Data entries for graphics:
+ + +

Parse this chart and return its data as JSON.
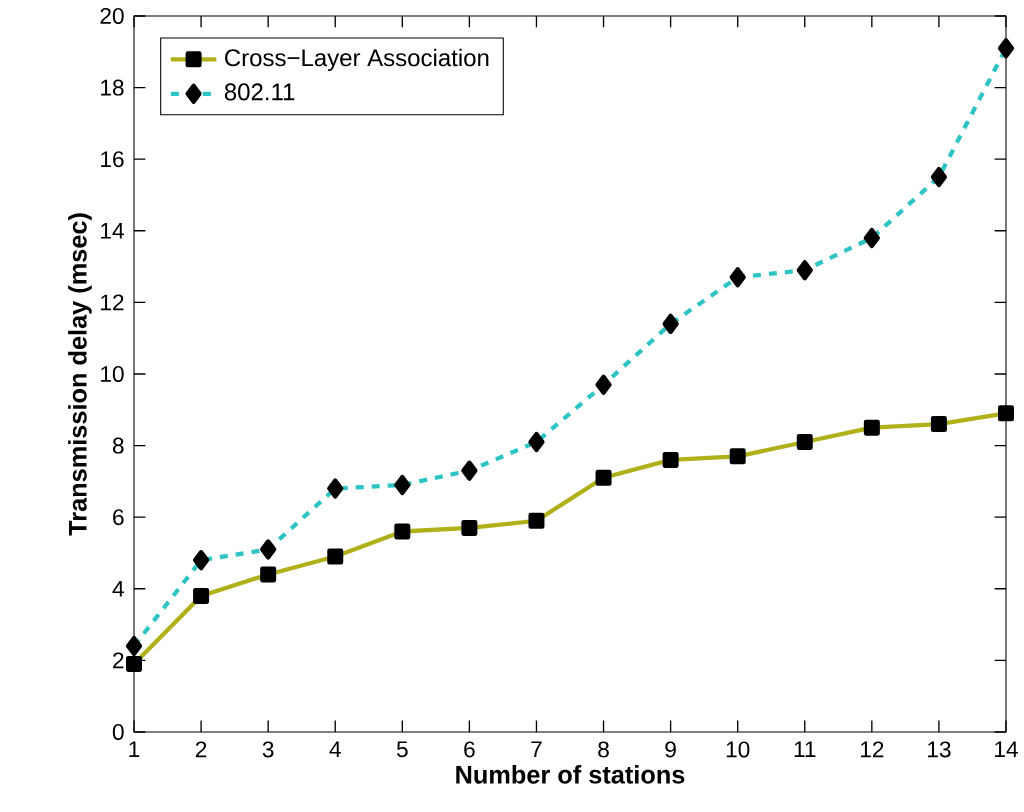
{
  "chart_data": {
    "type": "line",
    "xlabel": "Number of stations",
    "ylabel": "Transmission delay (msec)",
    "x": [
      1,
      2,
      3,
      4,
      5,
      6,
      7,
      8,
      9,
      10,
      11,
      12,
      13,
      14
    ],
    "series": [
      {
        "name": "Cross−Layer Association",
        "color": "#b0b01a",
        "marker": "square",
        "line_style": "solid",
        "values": [
          1.9,
          3.8,
          4.4,
          4.9,
          5.6,
          5.7,
          5.9,
          7.1,
          7.6,
          7.7,
          8.1,
          8.5,
          8.6,
          8.9
        ]
      },
      {
        "name": "802.11",
        "color": "#2ec4c4",
        "marker": "diamond",
        "line_style": "dashed",
        "values": [
          2.4,
          4.8,
          5.1,
          6.8,
          6.9,
          7.3,
          8.1,
          9.7,
          11.4,
          12.7,
          12.9,
          13.8,
          15.5,
          19.1
        ]
      }
    ],
    "xlim": [
      1,
      14
    ],
    "xticks": [
      1,
      2,
      3,
      4,
      5,
      6,
      7,
      8,
      9,
      10,
      11,
      12,
      13,
      14
    ],
    "ylim": [
      0,
      20
    ],
    "yticks": [
      0,
      2,
      4,
      6,
      8,
      10,
      12,
      14,
      16,
      18,
      20
    ],
    "grid": false,
    "legend": "top left"
  }
}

+ + +

Goal:
Your task is to copy the entries in full and exactly, without any images.

Output of the exercise:
Parse this chart and return its data as JSON.
{
  "chart_data": {
    "type": "line",
    "xlabel": "Number of stations",
    "ylabel": "Transmission delay (msec)",
    "x": [
      1,
      2,
      3,
      4,
      5,
      6,
      7,
      8,
      9,
      10,
      11,
      12,
      13,
      14
    ],
    "series": [
      {
        "name": "Cross−Layer Association",
        "color": "#b0b01a",
        "marker": "square",
        "line_style": "solid",
        "values": [
          1.9,
          3.8,
          4.4,
          4.9,
          5.6,
          5.7,
          5.9,
          7.1,
          7.6,
          7.7,
          8.1,
          8.5,
          8.6,
          8.9
        ]
      },
      {
        "name": "802.11",
        "color": "#2ec4c4",
        "marker": "diamond",
        "line_style": "dashed",
        "values": [
          2.4,
          4.8,
          5.1,
          6.8,
          6.9,
          7.3,
          8.1,
          9.7,
          11.4,
          12.7,
          12.9,
          13.8,
          15.5,
          19.1
        ]
      }
    ],
    "xlim": [
      1,
      14
    ],
    "xticks": [
      1,
      2,
      3,
      4,
      5,
      6,
      7,
      8,
      9,
      10,
      11,
      12,
      13,
      14
    ],
    "ylim": [
      0,
      20
    ],
    "yticks": [
      0,
      2,
      4,
      6,
      8,
      10,
      12,
      14,
      16,
      18,
      20
    ],
    "grid": false,
    "legend": "top left"
  }
}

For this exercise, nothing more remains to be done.